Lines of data
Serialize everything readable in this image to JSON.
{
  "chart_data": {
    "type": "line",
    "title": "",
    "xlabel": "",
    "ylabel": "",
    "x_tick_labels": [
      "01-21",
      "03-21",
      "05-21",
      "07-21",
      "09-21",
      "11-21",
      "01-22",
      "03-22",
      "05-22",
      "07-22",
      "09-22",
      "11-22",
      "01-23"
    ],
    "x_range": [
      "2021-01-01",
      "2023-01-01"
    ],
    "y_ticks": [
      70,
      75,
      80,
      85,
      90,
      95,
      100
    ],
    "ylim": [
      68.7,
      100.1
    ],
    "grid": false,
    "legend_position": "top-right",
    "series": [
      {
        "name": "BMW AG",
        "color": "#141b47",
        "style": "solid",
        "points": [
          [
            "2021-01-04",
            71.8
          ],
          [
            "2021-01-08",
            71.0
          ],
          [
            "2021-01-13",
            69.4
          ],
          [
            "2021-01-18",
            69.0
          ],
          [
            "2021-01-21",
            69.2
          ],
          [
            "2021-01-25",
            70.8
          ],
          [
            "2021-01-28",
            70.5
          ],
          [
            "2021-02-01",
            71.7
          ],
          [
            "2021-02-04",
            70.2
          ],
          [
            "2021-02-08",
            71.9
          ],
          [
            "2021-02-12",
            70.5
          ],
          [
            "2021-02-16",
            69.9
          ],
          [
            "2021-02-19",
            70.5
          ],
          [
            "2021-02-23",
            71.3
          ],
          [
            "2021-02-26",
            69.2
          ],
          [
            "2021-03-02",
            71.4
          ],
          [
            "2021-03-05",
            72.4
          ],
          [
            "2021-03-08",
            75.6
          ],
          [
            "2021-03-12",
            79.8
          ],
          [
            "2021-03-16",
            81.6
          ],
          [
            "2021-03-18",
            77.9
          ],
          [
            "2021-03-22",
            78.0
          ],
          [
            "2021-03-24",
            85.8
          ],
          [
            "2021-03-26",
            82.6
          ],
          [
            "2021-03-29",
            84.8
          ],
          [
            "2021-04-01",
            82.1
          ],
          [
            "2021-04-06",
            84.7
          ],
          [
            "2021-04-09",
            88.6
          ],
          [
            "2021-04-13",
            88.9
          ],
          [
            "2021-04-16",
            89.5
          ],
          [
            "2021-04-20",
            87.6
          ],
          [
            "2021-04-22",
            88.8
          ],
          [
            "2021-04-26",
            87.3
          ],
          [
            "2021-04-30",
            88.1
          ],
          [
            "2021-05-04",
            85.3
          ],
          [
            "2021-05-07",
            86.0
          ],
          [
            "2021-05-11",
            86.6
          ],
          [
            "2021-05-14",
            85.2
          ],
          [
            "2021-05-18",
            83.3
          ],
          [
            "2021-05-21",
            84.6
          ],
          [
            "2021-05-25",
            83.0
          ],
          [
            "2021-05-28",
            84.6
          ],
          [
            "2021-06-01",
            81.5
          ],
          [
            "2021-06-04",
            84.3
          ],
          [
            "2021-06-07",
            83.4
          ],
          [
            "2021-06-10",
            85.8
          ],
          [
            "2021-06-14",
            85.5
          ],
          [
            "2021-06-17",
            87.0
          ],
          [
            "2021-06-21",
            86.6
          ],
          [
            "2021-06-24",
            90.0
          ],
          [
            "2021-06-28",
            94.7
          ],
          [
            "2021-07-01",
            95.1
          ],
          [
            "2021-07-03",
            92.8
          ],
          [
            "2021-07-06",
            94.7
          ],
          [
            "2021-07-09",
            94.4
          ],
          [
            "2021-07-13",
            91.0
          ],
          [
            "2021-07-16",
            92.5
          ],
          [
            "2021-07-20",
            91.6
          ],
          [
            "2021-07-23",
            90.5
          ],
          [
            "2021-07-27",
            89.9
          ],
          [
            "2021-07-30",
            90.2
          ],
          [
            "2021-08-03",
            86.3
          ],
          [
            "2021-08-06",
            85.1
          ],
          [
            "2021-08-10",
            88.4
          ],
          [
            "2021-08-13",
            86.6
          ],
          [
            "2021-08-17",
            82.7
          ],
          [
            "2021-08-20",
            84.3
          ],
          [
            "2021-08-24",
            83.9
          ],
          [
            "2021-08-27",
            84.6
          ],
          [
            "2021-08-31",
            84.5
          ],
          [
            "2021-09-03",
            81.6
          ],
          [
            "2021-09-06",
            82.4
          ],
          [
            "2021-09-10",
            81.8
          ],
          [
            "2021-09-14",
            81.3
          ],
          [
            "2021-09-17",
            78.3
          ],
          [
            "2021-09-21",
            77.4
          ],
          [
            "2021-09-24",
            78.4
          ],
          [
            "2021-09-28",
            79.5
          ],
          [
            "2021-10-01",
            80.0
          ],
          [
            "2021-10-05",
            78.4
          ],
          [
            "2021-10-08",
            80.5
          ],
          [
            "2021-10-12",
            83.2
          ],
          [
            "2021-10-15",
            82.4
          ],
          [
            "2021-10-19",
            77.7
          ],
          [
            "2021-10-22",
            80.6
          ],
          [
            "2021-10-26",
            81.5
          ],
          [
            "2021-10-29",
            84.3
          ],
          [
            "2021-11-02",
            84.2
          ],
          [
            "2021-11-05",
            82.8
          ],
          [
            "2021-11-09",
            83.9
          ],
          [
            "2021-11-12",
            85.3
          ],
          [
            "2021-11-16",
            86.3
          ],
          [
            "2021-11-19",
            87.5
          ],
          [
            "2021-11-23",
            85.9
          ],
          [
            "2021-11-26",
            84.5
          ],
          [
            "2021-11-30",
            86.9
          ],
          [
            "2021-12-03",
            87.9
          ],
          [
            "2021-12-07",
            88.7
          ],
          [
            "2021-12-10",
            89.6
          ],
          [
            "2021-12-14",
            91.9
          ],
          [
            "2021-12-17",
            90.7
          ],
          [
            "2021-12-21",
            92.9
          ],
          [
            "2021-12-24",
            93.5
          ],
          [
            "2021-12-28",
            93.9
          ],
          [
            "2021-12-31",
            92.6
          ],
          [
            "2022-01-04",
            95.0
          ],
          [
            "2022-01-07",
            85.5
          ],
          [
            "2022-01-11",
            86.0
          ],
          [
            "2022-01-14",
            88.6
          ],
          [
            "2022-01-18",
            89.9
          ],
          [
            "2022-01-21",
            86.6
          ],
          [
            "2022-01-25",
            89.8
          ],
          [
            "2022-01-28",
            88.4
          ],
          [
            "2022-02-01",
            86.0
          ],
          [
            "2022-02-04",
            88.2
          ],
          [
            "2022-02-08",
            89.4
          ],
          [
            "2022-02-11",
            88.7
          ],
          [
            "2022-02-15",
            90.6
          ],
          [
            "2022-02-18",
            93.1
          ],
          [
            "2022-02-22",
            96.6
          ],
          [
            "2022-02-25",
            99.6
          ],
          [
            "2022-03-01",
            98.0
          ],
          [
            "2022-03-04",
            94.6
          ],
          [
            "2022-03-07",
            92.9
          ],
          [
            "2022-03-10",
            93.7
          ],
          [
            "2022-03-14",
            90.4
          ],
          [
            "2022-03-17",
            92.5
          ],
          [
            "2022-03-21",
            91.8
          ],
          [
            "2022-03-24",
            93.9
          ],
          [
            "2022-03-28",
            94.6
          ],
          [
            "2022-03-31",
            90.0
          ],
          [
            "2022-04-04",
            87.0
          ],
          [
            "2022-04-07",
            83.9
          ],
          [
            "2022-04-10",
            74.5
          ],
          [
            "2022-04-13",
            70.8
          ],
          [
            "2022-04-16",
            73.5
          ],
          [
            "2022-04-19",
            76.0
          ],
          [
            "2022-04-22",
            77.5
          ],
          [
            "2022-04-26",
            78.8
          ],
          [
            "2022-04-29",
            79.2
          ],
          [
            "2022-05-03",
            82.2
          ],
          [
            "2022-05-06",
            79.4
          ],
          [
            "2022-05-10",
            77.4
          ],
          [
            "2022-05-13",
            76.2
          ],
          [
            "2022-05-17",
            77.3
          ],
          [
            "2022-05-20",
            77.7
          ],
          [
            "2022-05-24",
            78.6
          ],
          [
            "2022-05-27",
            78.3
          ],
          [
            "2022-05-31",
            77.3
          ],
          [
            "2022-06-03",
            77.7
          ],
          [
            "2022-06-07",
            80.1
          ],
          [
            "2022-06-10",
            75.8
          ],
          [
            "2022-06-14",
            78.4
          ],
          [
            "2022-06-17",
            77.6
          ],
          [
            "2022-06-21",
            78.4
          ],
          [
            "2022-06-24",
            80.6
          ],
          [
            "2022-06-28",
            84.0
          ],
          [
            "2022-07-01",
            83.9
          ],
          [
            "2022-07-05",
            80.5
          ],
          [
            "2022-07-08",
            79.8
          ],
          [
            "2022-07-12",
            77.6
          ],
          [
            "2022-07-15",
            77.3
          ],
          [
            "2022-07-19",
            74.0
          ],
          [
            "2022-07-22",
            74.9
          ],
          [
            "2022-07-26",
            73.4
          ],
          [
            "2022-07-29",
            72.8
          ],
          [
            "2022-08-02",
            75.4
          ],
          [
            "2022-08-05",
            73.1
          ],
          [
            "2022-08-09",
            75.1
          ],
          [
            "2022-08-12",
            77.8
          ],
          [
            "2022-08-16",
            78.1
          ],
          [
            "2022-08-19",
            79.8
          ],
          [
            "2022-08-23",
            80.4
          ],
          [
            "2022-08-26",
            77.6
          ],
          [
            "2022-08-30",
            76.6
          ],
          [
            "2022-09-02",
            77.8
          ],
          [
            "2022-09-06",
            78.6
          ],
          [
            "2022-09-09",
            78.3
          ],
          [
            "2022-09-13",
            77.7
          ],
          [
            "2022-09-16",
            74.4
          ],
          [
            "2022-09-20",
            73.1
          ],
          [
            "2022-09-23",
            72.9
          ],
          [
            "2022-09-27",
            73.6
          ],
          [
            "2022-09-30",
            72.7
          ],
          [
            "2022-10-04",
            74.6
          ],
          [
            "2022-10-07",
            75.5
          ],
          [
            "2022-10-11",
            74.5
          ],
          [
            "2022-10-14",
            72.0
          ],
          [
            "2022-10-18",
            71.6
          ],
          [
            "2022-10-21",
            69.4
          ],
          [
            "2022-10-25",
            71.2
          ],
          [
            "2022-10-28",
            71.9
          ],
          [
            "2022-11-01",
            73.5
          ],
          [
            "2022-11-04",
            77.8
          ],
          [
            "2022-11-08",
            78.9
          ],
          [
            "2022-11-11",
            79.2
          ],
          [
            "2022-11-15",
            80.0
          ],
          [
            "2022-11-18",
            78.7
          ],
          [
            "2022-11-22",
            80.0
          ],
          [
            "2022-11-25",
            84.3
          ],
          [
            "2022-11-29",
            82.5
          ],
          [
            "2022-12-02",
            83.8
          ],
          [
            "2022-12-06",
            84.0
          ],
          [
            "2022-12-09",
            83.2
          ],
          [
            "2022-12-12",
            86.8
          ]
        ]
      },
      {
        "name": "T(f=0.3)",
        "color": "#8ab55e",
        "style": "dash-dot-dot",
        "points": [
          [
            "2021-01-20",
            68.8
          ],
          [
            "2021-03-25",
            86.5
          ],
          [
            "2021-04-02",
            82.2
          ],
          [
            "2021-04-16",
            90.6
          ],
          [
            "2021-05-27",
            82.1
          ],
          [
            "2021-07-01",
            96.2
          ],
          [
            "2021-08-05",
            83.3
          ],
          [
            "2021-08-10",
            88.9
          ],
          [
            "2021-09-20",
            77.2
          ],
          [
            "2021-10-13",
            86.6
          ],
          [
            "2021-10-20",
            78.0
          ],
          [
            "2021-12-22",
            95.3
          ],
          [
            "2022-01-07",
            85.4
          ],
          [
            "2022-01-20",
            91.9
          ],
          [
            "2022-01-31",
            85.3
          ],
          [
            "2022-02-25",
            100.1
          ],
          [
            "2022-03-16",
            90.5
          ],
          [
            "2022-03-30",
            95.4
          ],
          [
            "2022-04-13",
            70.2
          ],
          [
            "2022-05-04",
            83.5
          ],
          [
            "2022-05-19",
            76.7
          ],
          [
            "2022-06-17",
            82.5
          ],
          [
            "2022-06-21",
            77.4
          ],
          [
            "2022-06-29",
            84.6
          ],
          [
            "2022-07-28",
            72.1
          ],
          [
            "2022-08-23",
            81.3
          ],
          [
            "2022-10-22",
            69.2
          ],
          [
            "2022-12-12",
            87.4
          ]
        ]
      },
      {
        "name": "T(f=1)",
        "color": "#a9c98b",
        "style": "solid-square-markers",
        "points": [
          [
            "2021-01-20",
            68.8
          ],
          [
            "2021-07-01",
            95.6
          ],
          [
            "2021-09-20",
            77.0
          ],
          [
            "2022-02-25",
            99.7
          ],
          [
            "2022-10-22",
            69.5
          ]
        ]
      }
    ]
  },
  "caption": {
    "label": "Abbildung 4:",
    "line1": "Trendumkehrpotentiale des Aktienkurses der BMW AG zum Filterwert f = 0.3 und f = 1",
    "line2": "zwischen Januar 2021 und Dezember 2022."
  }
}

> **Challenge**:
Find every line that holds "color" and copy it.

> **Answer to the problem**:
        "color": "#141b47",
        "color": "#8ab55e",
        "color": "#a9c98b",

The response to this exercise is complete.